What you need to do: Write out each record below exactly as it appears, with no pictures.

(Items listed in a dataset)
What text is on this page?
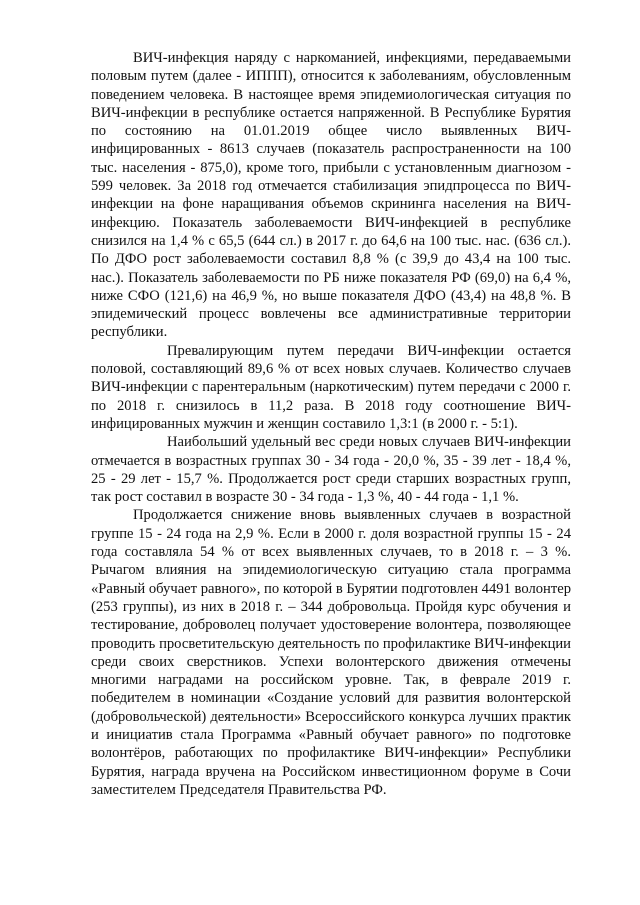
ВИЧ-инфекция наряду с наркоманией, инфекциями, передаваемыми половым путем (далее - ИППП), относится к заболеваниям, обусловленным поведением человека. В настоящее время эпидемиологическая ситуация по ВИЧ-инфекции в республике остается напряженной. В Республике Бурятия по состоянию на 01.01.2019 общее число выявленных ВИЧ-инфицированных - 8613 случаев (показатель распространенности на 100 тыс. населения - 875,0), кроме того, прибыли с установленным диагнозом - 599 человек. За 2018 год отмечается стабилизация эпидпроцесса по ВИЧ-инфекции на фоне наращивания объемов скрининга населения на ВИЧ-инфекцию. Показатель заболеваемости ВИЧ-инфекцией в республике снизился на 1,4 % с 65,5 (644 сл.) в 2017 г. до 64,6 на 100 тыс. нас. (636 сл.). По ДФО рост заболеваемости составил 8,8 % (с 39,9 до 43,4 на 100 тыс. нас.). Показатель заболеваемости по РБ ниже показателя РФ (69,0) на 6,4 %, ниже СФО (121,6) на 46,9 %, но выше показателя ДФО (43,4) на 48,8 %. В эпидемический процесс вовлечены все административные территории республики.

Превалирующим путем передачи ВИЧ-инфекции остается половой, составляющий 89,6 % от всех новых случаев. Количество случаев ВИЧ-инфекции с парентеральным (наркотическим) путем передачи с 2000 г. по 2018 г. снизилось в 11,2 раза. В 2018 году соотношение ВИЧ-инфицированных мужчин и женщин составило 1,3:1 (в 2000 г. - 5:1).

Наибольший удельный вес среди новых случаев ВИЧ-инфекции отмечается в возрастных группах 30 - 34 года - 20,0 %, 35 - 39 лет - 18,4 %, 25 - 29 лет - 15,7 %. Продолжается рост среди старших возрастных групп, так рост составил в возрасте 30 - 34 года - 1,3 %, 40 - 44 года - 1,1 %.

Продолжается снижение вновь выявленных случаев в возрастной группе 15 - 24 года на 2,9 %. Если в 2000 г. доля возрастной группы 15 - 24 года составляла 54 % от всех выявленных случаев, то в 2018 г. – 3 %. Рычагом влияния на эпидемиологическую ситуацию стала программа «Равный обучает равного», по которой в Бурятии подготовлен 4491 волонтер (253 группы), из них в 2018 г. – 344 добровольца. Пройдя курс обучения и тестирование, доброволец получает удостоверение волонтера, позволяющее проводить просветительскую деятельность по профилактике ВИЧ-инфекции среди своих сверстников. Успехи волонтерского движения отмечены многими наградами на российском уровне. Так, в феврале 2019 г. победителем в номинации «Создание условий для развития волонтерской (добровольческой) деятельности» Всероссийского конкурса лучших практик и инициатив стала Программа «Равный обучает равного» по подготовке волонтёров, работающих по профилактике ВИЧ-инфекции» Республики Бурятия, награда вручена на Российском инвестиционном форуме в Сочи заместителем Председателя Правительства РФ.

Answer in full:
What text is on this page?
ВИЧ-инфекция наряду с наркоманией, инфекциями, передаваемыми половым путем (далее - ИППП), относится к заболеваниям, обусловленным поведением человека. В настоящее время эпидемиологическая ситуация по ВИЧ-инфекции в республике остается напряженной. В Республике Бурятия по состоянию на 01.01.2019 общее число выявленных ВИЧ-инфицированных - 8613 случаев (показатель распространенности на 100 тыс. населения - 875,0), кроме того, прибыли с установленным диагнозом - 599 человек. За 2018 год отмечается стабилизация эпидпроцесса по ВИЧ-инфекции на фоне наращивания объемов скрининга населения на ВИЧ-инфекцию. Показатель заболеваемости ВИЧ-инфекцией в республике снизился на 1,4 % с 65,5 (644 сл.) в 2017 г. до 64,6 на 100 тыс. нас. (636 сл.). По ДФО рост заболеваемости составил 8,8 % (с 39,9 до 43,4 на 100 тыс. нас.). Показатель заболеваемости по РБ ниже показателя РФ (69,0) на 6,4 %, ниже СФО (121,6) на 46,9 %, но выше показателя ДФО (43,4) на 48,8 %. В эпидемический процесс вовлечены все административные территории республики.

Превалирующим путем передачи ВИЧ-инфекции остается половой, составляющий 89,6 % от всех новых случаев. Количество случаев ВИЧ-инфекции с парентеральным (наркотическим) путем передачи с 2000 г. по 2018 г. снизилось в 11,2 раза. В 2018 году соотношение ВИЧ-инфицированных мужчин и женщин составило 1,3:1 (в 2000 г. - 5:1).

Наибольший удельный вес среди новых случаев ВИЧ-инфекции отмечается в возрастных группах 30 - 34 года - 20,0 %, 35 - 39 лет - 18,4 %, 25 - 29 лет - 15,7 %. Продолжается рост среди старших возрастных групп, так рост составил в возрасте 30 - 34 года - 1,3 %, 40 - 44 года - 1,1 %.

Продолжается снижение вновь выявленных случаев в возрастной группе 15 - 24 года на 2,9 %. Если в 2000 г. доля возрастной группы 15 - 24 года составляла 54 % от всех выявленных случаев, то в 2018 г. – 3 %. Рычагом влияния на эпидемиологическую ситуацию стала программа «Равный обучает равного», по которой в Бурятии подготовлен 4491 волонтер (253 группы), из них в 2018 г. – 344 добровольца. Пройдя курс обучения и тестирование, доброволец получает удостоверение волонтера, позволяющее проводить просветительскую деятельность по профилактике ВИЧ-инфекции среди своих сверстников. Успехи волонтерского движения отмечены многими наградами на российском уровне. Так, в феврале 2019 г. победителем в номинации «Создание условий для развития волонтерской (добровольческой) деятельности» Всероссийского конкурса лучших практик и инициатив стала Программа «Равный обучает равного» по подготовке волонтёров, работающих по профилактике ВИЧ-инфекции» Республики Бурятия, награда вручена на Российском инвестиционном форуме в Сочи заместителем Председателя Правительства РФ.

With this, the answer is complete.